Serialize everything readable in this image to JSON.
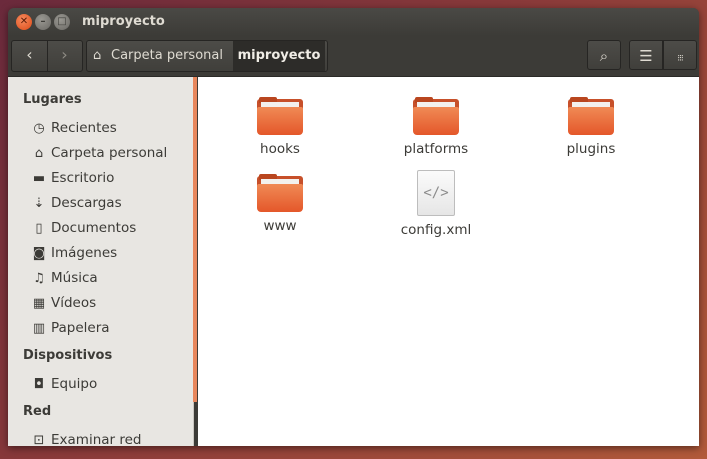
{
  "window": {
    "title": "miproyecto"
  },
  "toolbar": {
    "back_icon": "‹",
    "forward_icon": "›",
    "breadcrumb": {
      "home_label": "Carpeta personal",
      "current_label": "miproyecto"
    },
    "search_icon": "⌕",
    "list_icon": "☰",
    "grid_icon": "⁝⁝⁝"
  },
  "sidebar": {
    "places_header": "Lugares",
    "places": [
      {
        "label": "Recientes",
        "icon": "clock-icon",
        "glyph": "◷"
      },
      {
        "label": "Carpeta personal",
        "icon": "home-icon",
        "glyph": "⌂"
      },
      {
        "label": "Escritorio",
        "icon": "desktop-folder-icon",
        "glyph": "▬"
      },
      {
        "label": "Descargas",
        "icon": "download-icon",
        "glyph": "⇣"
      },
      {
        "label": "Documentos",
        "icon": "document-icon",
        "glyph": "▯"
      },
      {
        "label": "Imágenes",
        "icon": "camera-icon",
        "glyph": "◙"
      },
      {
        "label": "Música",
        "icon": "music-icon",
        "glyph": "♫"
      },
      {
        "label": "Vídeos",
        "icon": "film-icon",
        "glyph": "▦"
      },
      {
        "label": "Papelera",
        "icon": "trash-icon",
        "glyph": "▥"
      }
    ],
    "devices_header": "Dispositivos",
    "devices": [
      {
        "label": "Equipo",
        "icon": "drive-icon",
        "glyph": "◘"
      }
    ],
    "network_header": "Red",
    "network": [
      {
        "label": "Examinar red",
        "icon": "network-icon",
        "glyph": "⊡"
      }
    ]
  },
  "files": [
    {
      "name": "hooks",
      "type": "folder"
    },
    {
      "name": "platforms",
      "type": "folder"
    },
    {
      "name": "plugins",
      "type": "folder"
    },
    {
      "name": "www",
      "type": "folder"
    },
    {
      "name": "config.xml",
      "type": "xml-file",
      "glyph": "</>"
    }
  ],
  "colors": {
    "accent": "#e8875d",
    "folder": "#e4572a",
    "titlebar": "#3c3b37"
  }
}
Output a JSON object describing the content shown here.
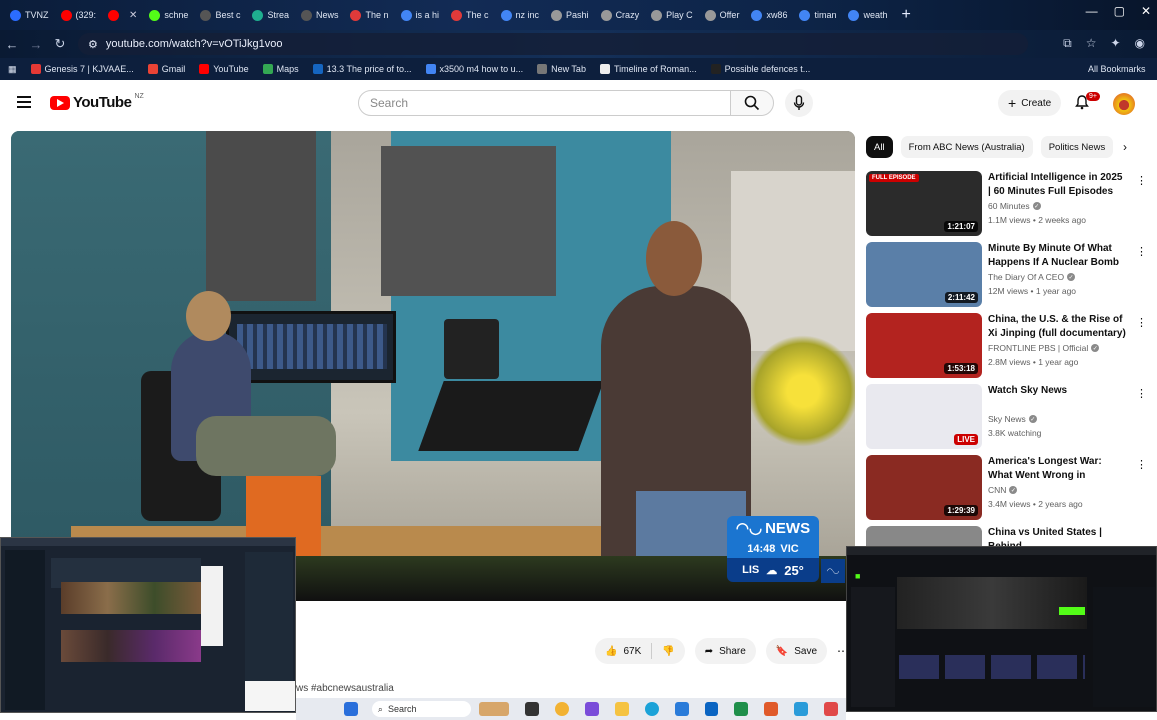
────
* Your task *
Pick out the lines above containing the word "glyph", then copy them.

* Response to the task *
        "glyph": "◷"
        "glyph": "⌂"
        "glyph": "▬"
        "glyph": "⇣"
        "glyph": "▯"
        "glyph": "◙"
        "glyph": "♫"
        "glyph": "▦"
        "glyph": "▥"
        "glyph": "◘"
        "glyph": "⊡"
      "glyph": "</>"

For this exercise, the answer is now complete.